Vitailles, 2 août 1947
Mon cher petit Amour,
Ce soir, samedi, je viens faire un brun de causette avec mon petit chéri, peut-être demain soir, je serai trop fatiguée pour prendre la plume en rentrant mais lundi, je t’écrirai pour te donner mes impressions sur la fête votive de Lauzun.
Voilà que juillet s’est éteint comme le temps passe et pourtant pour nous, je trouve qu’il est encore trop long, pour toi aussi sans doute. Où est-il donc encore ce temps où le samedi soir, nous pouvions dire, le coeur joyeux, demain je vais retrouver mon petit Amour ? Oh ! Chéri, il me semble que jamais ça n’arrivera. Que la vertu de patience est difficile à acquérir et il semble qu’on la tient bien entre ses mains. Elle est comme les anguilles, elle s’échappe bien, mais on peut la rattraper sans trop courir et dire qu’il n’y a que deux mois, nous étions ensemble. Il me semble qu’il y a un siècle. Je deviens exigeante et Chéri, trois mois me paressent trop longs au bout deux. Il me tarde bien de te retrouver enfin peut-être dimanche. Je te retrouverai avec quelle joie, je ne réalise pas puis en cas, je ne m’en réjouis pas trop à l’avance en cas d’être déçue.
Te voilà de retour à Périgueux après un court séjour en Cahrentes. Tu as eu une bonne place mais la situation avait l’air de devenir dangereuse. Vous les dérangiez peut-être vos voisins avec le bruit de votre matériel alors ils ont voulu faire voir qu’ils étaient là et qu’ils tenaient à rester en paix dans leur coin. Aussi, qu’alliez-vous faire là-bas ?

# ENREGISTREMENTS FOURNIS:
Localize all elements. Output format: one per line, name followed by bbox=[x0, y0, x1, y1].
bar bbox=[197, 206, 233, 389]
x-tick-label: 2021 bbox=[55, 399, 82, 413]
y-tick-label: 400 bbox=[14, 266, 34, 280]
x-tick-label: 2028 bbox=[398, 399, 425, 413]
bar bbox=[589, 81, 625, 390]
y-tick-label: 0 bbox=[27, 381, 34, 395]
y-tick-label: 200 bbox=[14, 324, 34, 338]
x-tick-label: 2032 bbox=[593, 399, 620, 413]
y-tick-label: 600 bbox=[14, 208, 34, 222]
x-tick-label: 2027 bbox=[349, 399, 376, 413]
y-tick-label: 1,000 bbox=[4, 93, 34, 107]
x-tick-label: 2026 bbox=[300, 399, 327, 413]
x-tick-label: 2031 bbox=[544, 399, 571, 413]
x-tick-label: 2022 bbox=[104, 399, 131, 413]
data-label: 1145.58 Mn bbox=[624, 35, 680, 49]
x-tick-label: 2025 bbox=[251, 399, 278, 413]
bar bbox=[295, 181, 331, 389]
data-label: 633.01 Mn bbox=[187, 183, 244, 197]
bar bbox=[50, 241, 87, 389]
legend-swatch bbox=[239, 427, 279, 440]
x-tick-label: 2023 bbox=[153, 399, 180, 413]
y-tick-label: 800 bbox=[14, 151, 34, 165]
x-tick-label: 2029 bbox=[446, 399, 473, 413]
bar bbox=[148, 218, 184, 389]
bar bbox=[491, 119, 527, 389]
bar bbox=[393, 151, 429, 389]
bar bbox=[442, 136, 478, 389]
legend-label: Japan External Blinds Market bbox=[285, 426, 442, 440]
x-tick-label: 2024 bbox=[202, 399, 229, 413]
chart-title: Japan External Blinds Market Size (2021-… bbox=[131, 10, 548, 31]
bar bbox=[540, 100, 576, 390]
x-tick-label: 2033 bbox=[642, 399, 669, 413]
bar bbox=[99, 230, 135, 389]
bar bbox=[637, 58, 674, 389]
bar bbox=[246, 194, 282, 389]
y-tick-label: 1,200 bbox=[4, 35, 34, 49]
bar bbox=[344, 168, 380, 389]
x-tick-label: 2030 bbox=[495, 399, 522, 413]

# TÂCHE À RÉALISER:
Recopiez mot pour mot le passage de la lettre qui va de « Te voilà de » à « faire là-bas ? ».

# RÉSULTAT CI-DESSOUS:
Te voilà de retour à Périgueux après un court séjour en Cahrentes. Tu as eu une bonne place mais la situation avait l’air de devenir dangereuse. Vous les dérangiez peut-être vos voisins avec le bruit de votre matériel alors ils ont voulu faire voir qu’ils étaient là et qu’ils tenaient à rester en paix dans leur coin. Aussi, qu’alliez-vous faire là-bas ?